## BEGIN Supplied material

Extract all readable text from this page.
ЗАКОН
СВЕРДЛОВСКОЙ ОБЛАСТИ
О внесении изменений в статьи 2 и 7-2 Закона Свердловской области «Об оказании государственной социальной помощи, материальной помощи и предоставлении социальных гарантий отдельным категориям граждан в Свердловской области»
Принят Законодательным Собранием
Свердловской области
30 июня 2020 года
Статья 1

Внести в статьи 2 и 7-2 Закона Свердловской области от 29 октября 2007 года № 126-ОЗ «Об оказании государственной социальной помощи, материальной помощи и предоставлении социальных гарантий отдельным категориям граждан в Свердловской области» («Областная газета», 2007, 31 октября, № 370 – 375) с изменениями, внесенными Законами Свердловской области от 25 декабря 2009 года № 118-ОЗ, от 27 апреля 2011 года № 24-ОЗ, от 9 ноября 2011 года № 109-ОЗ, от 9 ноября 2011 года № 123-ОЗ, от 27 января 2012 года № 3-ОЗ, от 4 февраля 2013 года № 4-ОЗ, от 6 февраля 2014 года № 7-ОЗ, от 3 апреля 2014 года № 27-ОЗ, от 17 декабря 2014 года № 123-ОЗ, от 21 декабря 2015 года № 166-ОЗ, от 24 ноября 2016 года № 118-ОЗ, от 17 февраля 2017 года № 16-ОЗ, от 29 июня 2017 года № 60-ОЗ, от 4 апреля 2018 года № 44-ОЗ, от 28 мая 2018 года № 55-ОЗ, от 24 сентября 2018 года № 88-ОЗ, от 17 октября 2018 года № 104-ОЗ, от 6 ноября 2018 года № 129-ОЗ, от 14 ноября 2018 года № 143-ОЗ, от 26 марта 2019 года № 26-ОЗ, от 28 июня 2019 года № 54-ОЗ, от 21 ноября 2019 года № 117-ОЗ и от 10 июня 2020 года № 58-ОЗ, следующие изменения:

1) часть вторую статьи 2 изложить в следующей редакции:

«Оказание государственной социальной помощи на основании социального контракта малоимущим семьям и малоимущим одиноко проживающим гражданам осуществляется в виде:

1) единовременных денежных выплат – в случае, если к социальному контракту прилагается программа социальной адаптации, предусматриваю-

## END Supplied material

Copy out the lines in which the string "гарантий" appears.

О внесении изменений в статьи 2 и 7-2 Закона Свердловской области «Об оказании государственной социальной помощи, материальной помощи и предоставлении социальных гарантий отдельным категориям граждан в Свердловской области»
Внести в статьи 2 и 7-2 Закона Свердловской области от 29 октября 2007 года № 126-ОЗ «Об оказании государственной социальной помощи, материальной помощи и предоставлении социальных гарантий отдельным категориям граждан в Свердловской области» («Областная газета», 2007, 31 октября, № 370 – 375) с изменениями, внесенными Законами Свердловской области от 25 декабря 2009 года № 118-ОЗ, от 27 апреля 2011 года № 24-ОЗ, от 9 ноября 2011 года № 109-ОЗ, от 9 ноября 2011 года № 123-ОЗ, от 27 января 2012 года № 3-ОЗ, от 4 февраля 2013 года № 4-ОЗ, от 6 февраля 2014 года № 7-ОЗ, от 3 апреля 2014 года № 27-ОЗ, от 17 декабря 2014 года № 123-ОЗ, от 21 декабря 2015 года № 166-ОЗ, от 24 ноября 2016 года № 118-ОЗ, от 17 февраля 2017 года № 16-ОЗ, от 29 июня 2017 года № 60-ОЗ, от 4 апреля 2018 года № 44-ОЗ, от 28 мая 2018 года № 55-ОЗ, от 24 сентября 2018 года № 88-ОЗ, от 17 октября 2018 года № 104-ОЗ, от 6 ноября 2018 года № 129-ОЗ, от 14 ноября 2018 года № 143-ОЗ, от 26 марта 2019 года № 26-ОЗ, от 28 июня 2019 года № 54-ОЗ, от 21 ноября 2019 года № 117-ОЗ и от 10 июня 2020 года № 58-ОЗ, следующие изменения:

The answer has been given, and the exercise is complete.